__Requirement__: Set down again, without any change, the lines running from the line with "legend-label: Finite-source model" up to and including the line with "legend-label: Infinite-source model".

__Dataset records__:
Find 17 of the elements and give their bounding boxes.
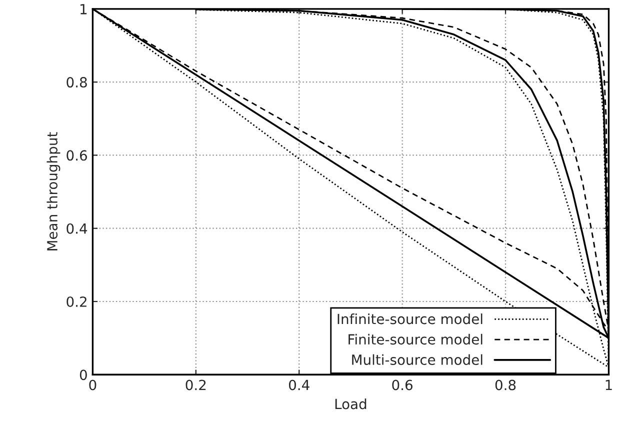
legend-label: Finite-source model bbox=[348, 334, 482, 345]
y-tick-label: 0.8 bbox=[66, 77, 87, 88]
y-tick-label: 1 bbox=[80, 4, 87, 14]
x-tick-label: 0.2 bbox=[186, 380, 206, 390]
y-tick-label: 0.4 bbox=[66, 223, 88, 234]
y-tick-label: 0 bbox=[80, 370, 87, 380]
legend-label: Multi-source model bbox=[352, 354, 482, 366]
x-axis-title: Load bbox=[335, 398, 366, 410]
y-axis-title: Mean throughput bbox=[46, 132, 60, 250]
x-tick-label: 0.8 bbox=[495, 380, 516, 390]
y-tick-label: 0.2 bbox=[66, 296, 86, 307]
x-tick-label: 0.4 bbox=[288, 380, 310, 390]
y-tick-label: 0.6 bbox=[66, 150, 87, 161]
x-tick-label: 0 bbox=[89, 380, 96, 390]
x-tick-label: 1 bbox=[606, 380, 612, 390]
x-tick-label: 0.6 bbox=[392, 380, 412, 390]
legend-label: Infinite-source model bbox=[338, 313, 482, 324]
...
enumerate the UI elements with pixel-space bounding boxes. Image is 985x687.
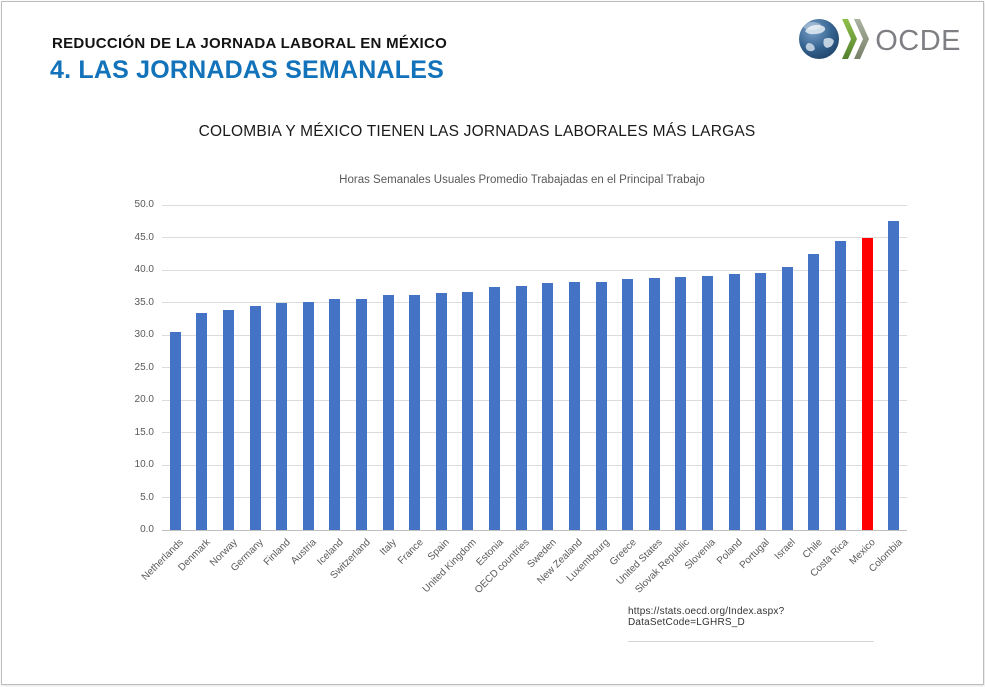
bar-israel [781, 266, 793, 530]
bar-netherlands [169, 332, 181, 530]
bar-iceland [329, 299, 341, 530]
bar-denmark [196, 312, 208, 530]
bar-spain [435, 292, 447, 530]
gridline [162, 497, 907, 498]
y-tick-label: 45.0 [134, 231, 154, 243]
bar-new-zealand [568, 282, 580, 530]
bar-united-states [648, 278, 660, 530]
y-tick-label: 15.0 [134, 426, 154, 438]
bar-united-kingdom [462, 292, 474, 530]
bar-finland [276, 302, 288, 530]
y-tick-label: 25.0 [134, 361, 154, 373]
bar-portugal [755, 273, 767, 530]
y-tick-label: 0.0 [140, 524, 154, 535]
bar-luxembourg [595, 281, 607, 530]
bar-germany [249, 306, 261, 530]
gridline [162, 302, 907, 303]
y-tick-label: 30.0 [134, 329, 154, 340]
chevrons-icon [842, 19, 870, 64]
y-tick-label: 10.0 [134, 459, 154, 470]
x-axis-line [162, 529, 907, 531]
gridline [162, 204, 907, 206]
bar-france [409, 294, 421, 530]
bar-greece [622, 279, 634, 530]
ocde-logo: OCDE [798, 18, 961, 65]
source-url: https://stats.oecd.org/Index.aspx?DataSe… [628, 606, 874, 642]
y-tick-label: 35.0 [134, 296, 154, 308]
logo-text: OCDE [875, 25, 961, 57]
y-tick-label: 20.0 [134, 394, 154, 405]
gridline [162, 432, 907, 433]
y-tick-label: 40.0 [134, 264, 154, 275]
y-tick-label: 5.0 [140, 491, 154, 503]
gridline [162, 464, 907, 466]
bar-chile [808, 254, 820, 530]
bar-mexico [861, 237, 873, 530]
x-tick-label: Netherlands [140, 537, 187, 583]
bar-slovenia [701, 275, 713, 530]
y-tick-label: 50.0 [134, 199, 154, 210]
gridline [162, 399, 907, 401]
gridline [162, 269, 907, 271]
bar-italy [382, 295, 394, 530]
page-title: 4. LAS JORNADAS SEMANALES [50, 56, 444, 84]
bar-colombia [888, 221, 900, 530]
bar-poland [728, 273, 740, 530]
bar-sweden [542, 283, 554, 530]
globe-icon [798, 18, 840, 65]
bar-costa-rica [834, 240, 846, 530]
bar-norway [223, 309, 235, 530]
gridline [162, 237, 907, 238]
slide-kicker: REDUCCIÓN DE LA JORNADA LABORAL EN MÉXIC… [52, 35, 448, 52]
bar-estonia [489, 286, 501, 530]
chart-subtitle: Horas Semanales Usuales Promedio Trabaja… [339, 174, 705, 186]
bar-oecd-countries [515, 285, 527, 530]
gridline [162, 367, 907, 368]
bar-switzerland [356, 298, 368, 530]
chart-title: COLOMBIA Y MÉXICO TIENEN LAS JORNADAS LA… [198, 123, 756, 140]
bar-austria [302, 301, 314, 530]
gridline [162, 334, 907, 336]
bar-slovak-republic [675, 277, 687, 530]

__Response for this exercise__:
legend-label: Finite-source model bbox=[348, 334, 482, 345]
y-tick-label: 0.8 bbox=[66, 77, 87, 88]
y-tick-label: 1 bbox=[80, 4, 87, 14]
x-tick-label: 0.2 bbox=[186, 380, 206, 390]
y-tick-label: 0.4 bbox=[66, 223, 88, 234]
y-tick-label: 0 bbox=[80, 370, 87, 380]
legend-label: Multi-source model bbox=[352, 354, 482, 366]
x-axis-title: Load bbox=[335, 398, 366, 410]
y-axis-title: Mean throughput bbox=[46, 132, 60, 250]
x-tick-label: 0.8 bbox=[495, 380, 516, 390]
y-tick-label: 0.2 bbox=[66, 296, 86, 307]
x-tick-label: 0.4 bbox=[288, 380, 310, 390]
y-tick-label: 0.6 bbox=[66, 150, 87, 161]
x-tick-label: 0 bbox=[89, 380, 96, 390]
x-tick-label: 1 bbox=[606, 380, 612, 390]
x-tick-label: 0.6 bbox=[392, 380, 412, 390]
legend-label: Infinite-source model bbox=[338, 313, 482, 324]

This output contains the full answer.